Texte présenté:
————

Ce titre d’article peut paraître risible. Pourtant dans mon cas personnel, à l’approche de la quarantaine, le cheveu qui frisotte sur le haut de ma tête me sape le moral. J’avais entendu parler de cette BD grâce au compte Instagram de Mariel intitulé Le blog de Néroli.
Il est important de l’avoir en main cette BD car la fabrication granulée de la couverture qui reprend la texture d’une chevelure de femme est exceptionnelle.
Ceci n’est pas une autobiographie mais un vaste documentaire de 200 pages qui donne une voix à toutes les femmes qui ont des cheveux atypiques au vu de la norme occidentale qui glorifie le cheveu lisse et le brushing au cordeau.

————

Consigne écrite A:
Renvoyez le passage du texte présenté qui va de « Ceci n’est pas » à « brushing au cordeau. ».
Consigne écrite B:
Répondez à ces questions d'après le texte présenté :
(i) Comment s'intitule le compte Instagram de Mariel ?
(ii) Combien de pages compte le documentaire ?
(iii) Quelle texture la couverture reprend-elle ?
Consigne écrite C:
Dites si chacune de ces affirmations concorde avec le texte présenté, en citant les mots qui tranchent :
(i) La BD est une autobiographie.
(ii) La couverture est de fabrication granulée.
(iii) La norme occidentale glorifie le cheveu frisé.
Les items qui suivent forment un matériel distinct du texte présenté.

————

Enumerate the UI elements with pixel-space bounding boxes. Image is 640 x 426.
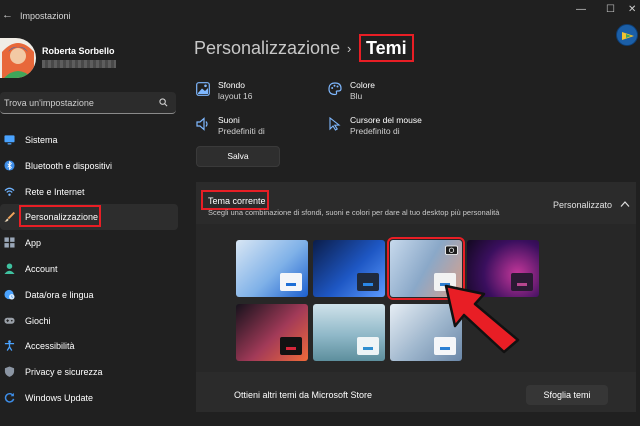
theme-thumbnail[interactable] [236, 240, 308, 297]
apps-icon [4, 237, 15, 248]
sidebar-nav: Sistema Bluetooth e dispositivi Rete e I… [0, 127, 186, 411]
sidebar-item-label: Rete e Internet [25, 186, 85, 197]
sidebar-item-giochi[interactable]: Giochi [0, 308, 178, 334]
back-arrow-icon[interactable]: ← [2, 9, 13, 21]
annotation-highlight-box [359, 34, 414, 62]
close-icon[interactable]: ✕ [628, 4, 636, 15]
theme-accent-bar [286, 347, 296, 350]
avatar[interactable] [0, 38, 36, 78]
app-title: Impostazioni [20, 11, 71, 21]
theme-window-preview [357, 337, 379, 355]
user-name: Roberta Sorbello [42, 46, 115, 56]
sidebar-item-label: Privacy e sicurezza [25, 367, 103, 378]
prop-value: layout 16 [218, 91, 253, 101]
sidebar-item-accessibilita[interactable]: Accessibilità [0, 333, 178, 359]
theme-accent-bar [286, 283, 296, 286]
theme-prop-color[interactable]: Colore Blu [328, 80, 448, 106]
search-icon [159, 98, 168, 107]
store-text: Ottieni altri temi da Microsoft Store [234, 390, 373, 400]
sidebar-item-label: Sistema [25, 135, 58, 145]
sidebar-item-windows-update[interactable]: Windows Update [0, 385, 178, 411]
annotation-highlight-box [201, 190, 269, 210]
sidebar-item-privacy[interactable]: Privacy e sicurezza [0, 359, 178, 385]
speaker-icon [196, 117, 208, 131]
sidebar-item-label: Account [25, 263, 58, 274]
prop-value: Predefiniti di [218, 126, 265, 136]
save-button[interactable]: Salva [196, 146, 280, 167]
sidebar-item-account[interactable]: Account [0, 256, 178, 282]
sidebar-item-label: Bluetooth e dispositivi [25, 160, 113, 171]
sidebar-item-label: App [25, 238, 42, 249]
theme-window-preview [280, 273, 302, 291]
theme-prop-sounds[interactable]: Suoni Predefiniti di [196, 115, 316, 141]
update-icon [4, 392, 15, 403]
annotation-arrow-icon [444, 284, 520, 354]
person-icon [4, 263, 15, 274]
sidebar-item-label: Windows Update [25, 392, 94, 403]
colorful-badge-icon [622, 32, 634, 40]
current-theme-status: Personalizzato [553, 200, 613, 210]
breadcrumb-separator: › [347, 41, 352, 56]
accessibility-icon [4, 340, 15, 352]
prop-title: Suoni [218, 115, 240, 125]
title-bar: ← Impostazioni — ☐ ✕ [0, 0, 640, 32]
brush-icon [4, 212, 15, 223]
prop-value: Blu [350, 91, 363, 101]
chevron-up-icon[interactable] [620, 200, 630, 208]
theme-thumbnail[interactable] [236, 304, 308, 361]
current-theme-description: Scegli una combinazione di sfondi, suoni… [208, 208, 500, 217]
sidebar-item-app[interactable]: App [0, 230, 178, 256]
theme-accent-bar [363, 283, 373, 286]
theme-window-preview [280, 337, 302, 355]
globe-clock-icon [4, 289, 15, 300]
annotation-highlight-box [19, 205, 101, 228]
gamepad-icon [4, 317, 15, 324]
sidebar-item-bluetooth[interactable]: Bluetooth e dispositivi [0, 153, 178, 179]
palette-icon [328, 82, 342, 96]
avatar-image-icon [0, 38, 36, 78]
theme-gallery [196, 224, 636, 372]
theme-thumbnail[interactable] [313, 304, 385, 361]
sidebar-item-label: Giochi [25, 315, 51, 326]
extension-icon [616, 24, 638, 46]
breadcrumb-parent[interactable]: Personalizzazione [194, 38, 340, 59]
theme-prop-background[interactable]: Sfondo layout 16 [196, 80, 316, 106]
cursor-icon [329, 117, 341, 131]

————

Réponse A:
Ceci n’est pas une autobiographie mais un vaste documentaire de 200 pages qui donne une voix à toutes les femmes qui ont des cheveux atypiques au vu de la norme occidentale qui glorifie le cheveu lisse et le brushing au cordeau.

Réponse B:
(i) Le blog de Néroli
(ii) 200 pages
(iii) Celle d'une chevelure de femme

Réponse C:
(i) Non : « Ceci n’est pas une autobiographie »
(ii) Oui : « la fabrication granulée de la couverture qui reprend la texture d’une chevelure de femme est exceptionnelle »
(iii) Non : « la norme occidentale qui glorifie le cheveu lisse et le brushing au cordeau »